[Stored items from a collection]

________________

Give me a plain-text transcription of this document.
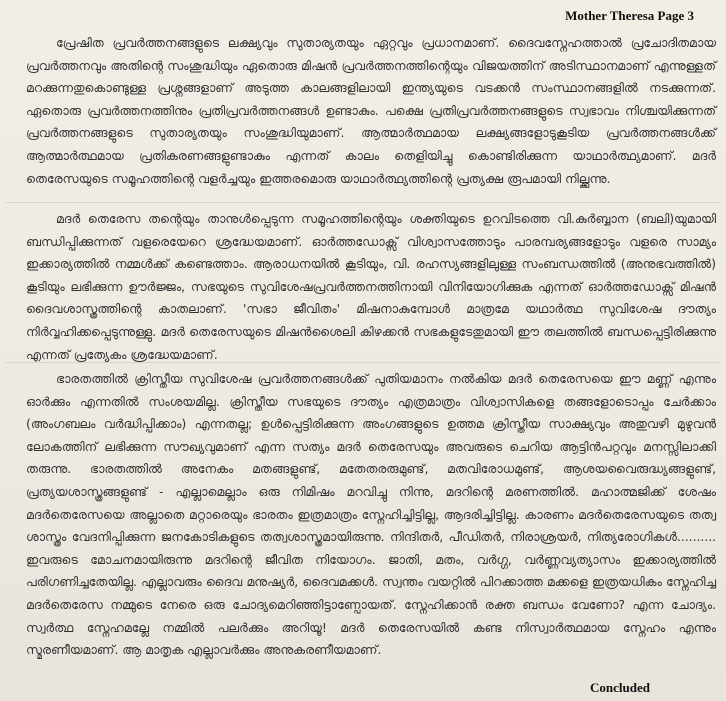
Mother Theresa Page 3
പ്രേഷിത പ്രവർത്തനങ്ങളുടെ ലക്ഷ്യവും സുതാര്യതയും ഏറ്റവും പ്രധാനമാണ്. ദൈവസ്നേഹത്താൽ പ്രചോദിതമായ പ്രവർത്തനവും അതിന്റെ സംശുദ്ധിയും ഏതൊരു മിഷൻ പ്രവർത്തനത്തിന്റെയും വിജയത്തിന് അടിസ്ഥാനമാണ് എന്നുള്ളത് മറക്കുന്നതുകൊണ്ടുള്ള പ്രശ്നങ്ങളാണ് അടുത്ത കാലങ്ങളിലായി ഇന്ത്യയുടെ വടക്കൻ സംസ്ഥാനങ്ങളിൽ നടക്കുന്നത്. ഏതൊരു പ്രവർത്തനത്തിനും പ്രതിപ്രവർത്തനങ്ങൾ ഉണ്ടാകും. പക്ഷെ പ്രതിപ്രവർത്തനങ്ങളുടെ സ്വഭാവം നിശ്ചയിക്കുന്നത് പ്രവർത്തനങ്ങളുടെ സുതാര്യതയും സംശുദ്ധിയുമാണ്. ആത്മാർത്ഥമായ ലക്ഷ്യങ്ങളോടുകൂടിയ പ്രവർത്തനങ്ങൾക്ക് ആത്മാർത്ഥമായ പ്രതികരണങ്ങളുണ്ടാകും എന്നത് കാലം തെളിയിച്ചു കൊണ്ടിരിക്കുന്ന യാഥാർത്ഥ്യമാണ്. മദർ തെരേസയുടെ സമൂഹത്തിന്റെ വളർച്ചയും ഇത്തരമൊരു യാഥാർത്ഥ്യത്തിന്റെ പ്രത്യക്ഷ രൂപമായി നില്ക്കുന്നു.
മദർ തെരേസ തന്റെയും താനുൾപ്പെടുന്ന സമൂഹത്തിന്റെയും ശക്തിയുടെ ഉറവിടത്തെ വി.കുർബ്ബാന (ബലി)യുമായി ബന്ധിപ്പിക്കുന്നത് വളരെയേറെ ശ്രദ്ധേയമാണ്. ഓർത്തഡോക്സ് വിശ്വാസത്തോടും പാരമ്പര്യങ്ങളോടും വളരെ സാമ്യം ഇക്കാര്യത്തിൽ നമ്മൾക്ക് കണ്ടെത്താം. ആരാധനയിൽ കൂടിയും, വി. രഹസ്യങ്ങളിലുള്ള സംബന്ധത്തിൽ (അനുഭവത്തിൽ) കൂടിയും ലഭിക്കുന്ന ഊർജ്ജം, സഭയുടെ സുവിശേഷപ്രവർത്തനത്തിനായി വിനിയോഗിക്കുക എന്നത് ഓർത്തഡോക്സ് മിഷൻ ദൈവശാസ്ത്രത്തിന്റെ കാതലാണ്. 'സഭാ ജീവിതം' മിഷനാകുമ്പോൾ മാത്രമേ യഥാർത്ഥ സുവിശേഷ ദൗത്യം നിർവ്വഹിക്കപ്പെടുന്നുള്ളു. മദർ തെരേസയുടെ മിഷൻശൈലി കിഴക്കൻ സഭകളുടേതുമായി ഈ തലത്തിൽ ബന്ധപ്പെട്ടിരിക്കുന്നു എന്നത് പ്രത്യേകം ശ്രദ്ധേയമാണ്.
ഭാരതത്തിൽ ക്രിസ്തീയ സുവിശേഷ പ്രവർത്തനങ്ങൾക്ക് പുതിയമാനം നൽകിയ മദർ തെരേസയെ ഈ മണ്ണ് എന്നും ഓർക്കും എന്നതിൽ സംശയമില്ല. ക്രിസ്തീയ സഭയുടെ ദൗത്യം എത്രമാത്രം വിശ്വാസികളെ തങ്ങളോടൊപ്പം ചേർക്കാം (അംഗബലം വർദ്ധിപ്പിക്കാം) എന്നതല്ല; ഉൾപ്പെട്ടിരിക്കുന്ന അംഗങ്ങളുടെ ഉത്തമ ക്രിസ്തീയ സാക്ഷ്യവും അതുവഴി മുഴുവൻ ലോകത്തിന് ലഭിക്കുന്ന സൗഖ്യവുമാണ് എന്ന സത്യം മദർ തെരേസയും അവരുടെ ചെറിയ ആട്ടിൻപറ്റവും മനസ്സിലാക്കി തരുന്നു. ഭാരതത്തിൽ അനേകം മതങ്ങളുണ്ട്, മതേതരരുമുണ്ട്, മതവിരോധമുണ്ട്, ആശയവൈരുദ്ധ്യങ്ങളുണ്ട്, പ്രത്യയശാസ്ത്രങ്ങളുണ്ട് - എല്ലാമെല്ലാം ഒരു നിമിഷം മറവിച്ചു നിന്നു, മദറിന്റെ മരണത്തിൽ. മഹാത്മജിക്ക് ശേഷം മദർതെരേസയെ അല്ലാതെ മറ്റാരെയും ഭാരതം ഇത്രമാത്രം സ്നേഹിച്ചിട്ടില്ല, ആദരിച്ചിട്ടില്ല. കാരണം മദർതെരേസയുടെ തത്വ ശാസ്ത്രം വേദനിപ്പിക്കുന്ന ജനകോടികളുടെ തത്വശാസ്ത്രമായിരുന്നു. നിന്ദിതർ, പീഡിതർ, നിരാശ്രയർ, നിത്യരോഗികൾ.......... ഇവരുടെ മോചനമായിരുന്നു മദറിന്റെ ജീവിത നിയോഗം. ജാതി, മതം, വർഗ്ഗ, വർണ്ണവ്യത്യാസം ഇക്കാര്യത്തിൽ പരിഗണിച്ചതേയില്ല. എല്ലാവരും ദൈവ മനുഷ്യർ, ദൈവമക്കൾ. സ്വന്തം വയറ്റിൽ പിറക്കാത്ത മക്കളെ ഇത്രയധികം സ്നേഹിച്ച മദർതെരേസ നമ്മുടെ നേരെ ഒരു ചോദ്യമെറിഞ്ഞിട്ടാണ്പോയത്. സ്നേഹിക്കാൻ രക്ത ബന്ധം വേണോ? എന്ന ചോദ്യം. സ്വർത്ഥ സ്നേഹമല്ലേ നമ്മിൽ പലർക്കും അറിയൂ! മദർ തെരേസയിൽ കണ്ട നിസ്വാർത്ഥമായ സ്നേഹം എന്നും സ്മരണീയമാണ്. ആ മാതൃക എല്ലാവർക്കും അനുകരണീയമാണ്.
Concluded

________________

● **Instruction**: Give every line above again exactly, with no pictures.

● **The completed task**:
Give me a plain-text transcription of this document.
Mother Theresa Page 3
പ്രേഷിത പ്രവർത്തനങ്ങളുടെ ലക്ഷ്യവും സുതാര്യതയും ഏറ്റവും പ്രധാനമാണ്. ദൈവസ്നേഹത്താൽ പ്രചോദിതമായ പ്രവർത്തനവും അതിന്റെ സംശുദ്ധിയും ഏതൊരു മിഷൻ പ്രവർത്തനത്തിന്റെയും വിജയത്തിന് അടിസ്ഥാനമാണ് എന്നുള്ളത് മറക്കുന്നതുകൊണ്ടുള്ള പ്രശ്നങ്ങളാണ് അടുത്ത കാലങ്ങളിലായി ഇന്ത്യയുടെ വടക്കൻ സംസ്ഥാനങ്ങളിൽ നടക്കുന്നത്. ഏതൊരു പ്രവർത്തനത്തിനും പ്രതിപ്രവർത്തനങ്ങൾ ഉണ്ടാകും. പക്ഷെ പ്രതിപ്രവർത്തനങ്ങളുടെ സ്വഭാവം നിശ്ചയിക്കുന്നത് പ്രവർത്തനങ്ങളുടെ സുതാര്യതയും സംശുദ്ധിയുമാണ്. ആത്മാർത്ഥമായ ലക്ഷ്യങ്ങളോടുകൂടിയ പ്രവർത്തനങ്ങൾക്ക് ആത്മാർത്ഥമായ പ്രതികരണങ്ങളുണ്ടാകും എന്നത് കാലം തെളിയിച്ചു കൊണ്ടിരിക്കുന്ന യാഥാർത്ഥ്യമാണ്. മദർ തെരേസയുടെ സമൂഹത്തിന്റെ വളർച്ചയും ഇത്തരമൊരു യാഥാർത്ഥ്യത്തിന്റെ പ്രത്യക്ഷ രൂപമായി നില്ക്കുന്നു.
മദർ തെരേസ തന്റെയും താനുൾപ്പെടുന്ന സമൂഹത്തിന്റെയും ശക്തിയുടെ ഉറവിടത്തെ വി.കുർബ്ബാന (ബലി)യുമായി ബന്ധിപ്പിക്കുന്നത് വളരെയേറെ ശ്രദ്ധേയമാണ്. ഓർത്തഡോക്സ് വിശ്വാസത്തോടും പാരമ്പര്യങ്ങളോടും വളരെ സാമ്യം ഇക്കാര്യത്തിൽ നമ്മൾക്ക് കണ്ടെത്താം. ആരാധനയിൽ കൂടിയും, വി. രഹസ്യങ്ങളിലുള്ള സംബന്ധത്തിൽ (അനുഭവത്തിൽ) കൂടിയും ലഭിക്കുന്ന ഊർജ്ജം, സഭയുടെ സുവിശേഷപ്രവർത്തനത്തിനായി വിനിയോഗിക്കുക എന്നത് ഓർത്തഡോക്സ് മിഷൻ ദൈവശാസ്ത്രത്തിന്റെ കാതലാണ്. 'സഭാ ജീവിതം' മിഷനാകുമ്പോൾ മാത്രമേ യഥാർത്ഥ സുവിശേഷ ദൗത്യം നിർവ്വഹിക്കപ്പെടുന്നുള്ളു. മദർ തെരേസയുടെ മിഷൻശൈലി കിഴക്കൻ സഭകളുടേതുമായി ഈ തലത്തിൽ ബന്ധപ്പെട്ടിരിക്കുന്നു എന്നത് പ്രത്യേകം ശ്രദ്ധേയമാണ്.
ഭാരതത്തിൽ ക്രിസ്തീയ സുവിശേഷ പ്രവർത്തനങ്ങൾക്ക് പുതിയമാനം നൽകിയ മദർ തെരേസയെ ഈ മണ്ണ് എന്നും ഓർക്കും എന്നതിൽ സംശയമില്ല. ക്രിസ്തീയ സഭയുടെ ദൗത്യം എത്രമാത്രം വിശ്വാസികളെ തങ്ങളോടൊപ്പം ചേർക്കാം (അംഗബലം വർദ്ധിപ്പിക്കാം) എന്നതല്ല; ഉൾപ്പെട്ടിരിക്കുന്ന അംഗങ്ങളുടെ ഉത്തമ ക്രിസ്തീയ സാക്ഷ്യവും അതുവഴി മുഴുവൻ ലോകത്തിന് ലഭിക്കുന്ന സൗഖ്യവുമാണ് എന്ന സത്യം മദർ തെരേസയും അവരുടെ ചെറിയ ആട്ടിൻപറ്റവും മനസ്സിലാക്കി തരുന്നു. ഭാരതത്തിൽ അനേകം മതങ്ങളുണ്ട്, മതേതരരുമുണ്ട്, മതവിരോധമുണ്ട്, ആശയവൈരുദ്ധ്യങ്ങളുണ്ട്, പ്രത്യയശാസ്ത്രങ്ങളുണ്ട് - എല്ലാമെല്ലാം ഒരു നിമിഷം മറവിച്ചു നിന്നു, മദറിന്റെ മരണത്തിൽ. മഹാത്മജിക്ക് ശേഷം മദർതെരേസയെ അല്ലാതെ മറ്റാരെയും ഭാരതം ഇത്രമാത്രം സ്നേഹിച്ചിട്ടില്ല, ആദരിച്ചിട്ടില്ല. കാരണം മദർതെരേസയുടെ തത്വ ശാസ്ത്രം വേദനിപ്പിക്കുന്ന ജനകോടികളുടെ തത്വശാസ്ത്രമായിരുന്നു. നിന്ദിതർ, പീഡിതർ, നിരാശ്രയർ, നിത്യരോഗികൾ.......... ഇവരുടെ മോചനമായിരുന്നു മദറിന്റെ ജീവിത നിയോഗം. ജാതി, മതം, വർഗ്ഗ, വർണ്ണവ്യത്യാസം ഇക്കാര്യത്തിൽ പരിഗണിച്ചതേയില്ല. എല്ലാവരും ദൈവ മനുഷ്യർ, ദൈവമക്കൾ. സ്വന്തം വയറ്റിൽ പിറക്കാത്ത മക്കളെ ഇത്രയധികം സ്നേഹിച്ച മദർതെരേസ നമ്മുടെ നേരെ ഒരു ചോദ്യമെറിഞ്ഞിട്ടാണ്പോയത്. സ്നേഹിക്കാൻ രക്ത ബന്ധം വേണോ? എന്ന ചോദ്യം. സ്വർത്ഥ സ്നേഹമല്ലേ നമ്മിൽ പലർക്കും അറിയൂ! മദർ തെരേസയിൽ കണ്ട നിസ്വാർത്ഥമായ സ്നേഹം എന്നും സ്മരണീയമാണ്. ആ മാതൃക എല്ലാവർക്കും അനുകരണീയമാണ്.
Concluded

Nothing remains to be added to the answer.